START TEXT
Cases - Royal Brompton Hospital NHS Trust v Hammond and Others (No. 7)

Record details

Name
Royal Brompton Hospital NHS Trust v Hammond and Others (No. 7)
Date
[2001]
Citation
EWCA Civ 206
Keywords
Construction claim - time for completion - extension of time - events operating concurrently - relevant event - expert witness
Summary

This case was one of many disputes arising out of the refurbishment of the Royal Brompton Hospital in Chelsea, London. No. 7 was a professional negligence action brought against the defendant architects on the grounds that they had been too generous in awarding extensions of time under the contract. The Court was thus not directly concerned with the issue of whether extensions of time should or should not be granted in cases of true concurrency. However, in delivering his judgment (and approving the approach of Dyson J in Malmaison) HHJ Seymour QC made it clear that true concurrency was certainly not a frequent occurrence:

'... it is, I think, necessary to be clear what one means by events operating concurrently. It does not mean, in my judgment, a situation in which, work already being delayed, let it be supposed, because the Contractor has had difficulty in obtaining sufficient labour, an event occurs which is a relevant event and which, had the Contractor not been delayed, would have caused him to be delayed, but which in fact by reason of the existing delay, made no difference. In such a situation although there is a relevant event, "the completion of the works is [not] likely to be delayed thereby beyond the Completion Date".'

The judge also held that an architect expert witness had produced a report in which the conclusions led inevitably from the assumptions he had been instructed to make by his clients. This fatally undermined the objectivity of the evidence.
END TEXT
START DATA EXTRACTS
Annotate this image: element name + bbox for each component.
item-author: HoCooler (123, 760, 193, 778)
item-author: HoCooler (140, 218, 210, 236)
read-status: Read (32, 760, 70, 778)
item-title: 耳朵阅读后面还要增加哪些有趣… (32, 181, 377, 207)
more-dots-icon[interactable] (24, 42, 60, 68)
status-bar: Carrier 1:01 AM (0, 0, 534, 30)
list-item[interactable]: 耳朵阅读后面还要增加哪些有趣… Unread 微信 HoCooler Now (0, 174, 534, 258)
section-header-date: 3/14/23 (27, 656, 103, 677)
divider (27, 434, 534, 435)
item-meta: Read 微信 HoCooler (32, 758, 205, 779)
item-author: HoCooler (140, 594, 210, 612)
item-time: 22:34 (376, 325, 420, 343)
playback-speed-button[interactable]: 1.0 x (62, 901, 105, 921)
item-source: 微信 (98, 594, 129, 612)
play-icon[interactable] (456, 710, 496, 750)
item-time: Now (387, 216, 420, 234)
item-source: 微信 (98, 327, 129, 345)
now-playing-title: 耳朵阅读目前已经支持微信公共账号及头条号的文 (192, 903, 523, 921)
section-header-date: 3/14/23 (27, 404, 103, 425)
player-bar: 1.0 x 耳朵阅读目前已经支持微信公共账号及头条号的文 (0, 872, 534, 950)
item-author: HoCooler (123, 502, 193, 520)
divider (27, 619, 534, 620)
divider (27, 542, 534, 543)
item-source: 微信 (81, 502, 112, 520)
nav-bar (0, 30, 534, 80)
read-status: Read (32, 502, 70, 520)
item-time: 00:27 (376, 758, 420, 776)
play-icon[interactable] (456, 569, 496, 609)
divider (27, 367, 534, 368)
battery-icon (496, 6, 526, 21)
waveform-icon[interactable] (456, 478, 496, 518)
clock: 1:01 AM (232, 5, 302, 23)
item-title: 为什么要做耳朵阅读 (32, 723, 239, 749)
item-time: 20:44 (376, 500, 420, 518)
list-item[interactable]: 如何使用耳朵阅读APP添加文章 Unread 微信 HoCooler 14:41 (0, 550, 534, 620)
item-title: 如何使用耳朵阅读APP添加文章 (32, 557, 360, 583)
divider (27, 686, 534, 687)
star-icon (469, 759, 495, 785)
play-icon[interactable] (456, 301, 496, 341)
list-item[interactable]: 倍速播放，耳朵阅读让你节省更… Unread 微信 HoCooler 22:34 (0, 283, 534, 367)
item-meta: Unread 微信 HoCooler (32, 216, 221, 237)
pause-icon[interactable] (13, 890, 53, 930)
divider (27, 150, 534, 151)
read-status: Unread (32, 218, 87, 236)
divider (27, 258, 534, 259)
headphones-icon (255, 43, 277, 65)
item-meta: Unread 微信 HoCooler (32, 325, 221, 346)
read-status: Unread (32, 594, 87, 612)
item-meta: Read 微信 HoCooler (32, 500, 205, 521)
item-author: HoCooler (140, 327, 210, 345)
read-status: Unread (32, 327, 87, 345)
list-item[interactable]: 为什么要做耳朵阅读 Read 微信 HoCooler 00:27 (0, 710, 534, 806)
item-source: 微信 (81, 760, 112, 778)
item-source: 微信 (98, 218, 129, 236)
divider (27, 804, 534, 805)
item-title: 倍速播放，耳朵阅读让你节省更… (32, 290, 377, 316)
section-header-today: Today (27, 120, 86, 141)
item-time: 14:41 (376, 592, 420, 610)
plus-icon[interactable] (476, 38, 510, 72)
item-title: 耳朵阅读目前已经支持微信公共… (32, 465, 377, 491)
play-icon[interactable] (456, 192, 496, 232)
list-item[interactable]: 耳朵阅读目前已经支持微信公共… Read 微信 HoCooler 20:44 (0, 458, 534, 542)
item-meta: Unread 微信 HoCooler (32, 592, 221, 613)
END DATA EXTRACTS
▶ _WHAT YOU SHOULD DO_: Echo the Royal Brompton case summary word for word, starting with "The judge also" and going on through "of the evidence.".

▶ _COMPLETED TASK_:
The judge also held that an architect expert witness had produced a report in which the conclusions led inevitably from the assumptions he had been instructed to make by his clients. This fatally undermined the objectivity of the evidence.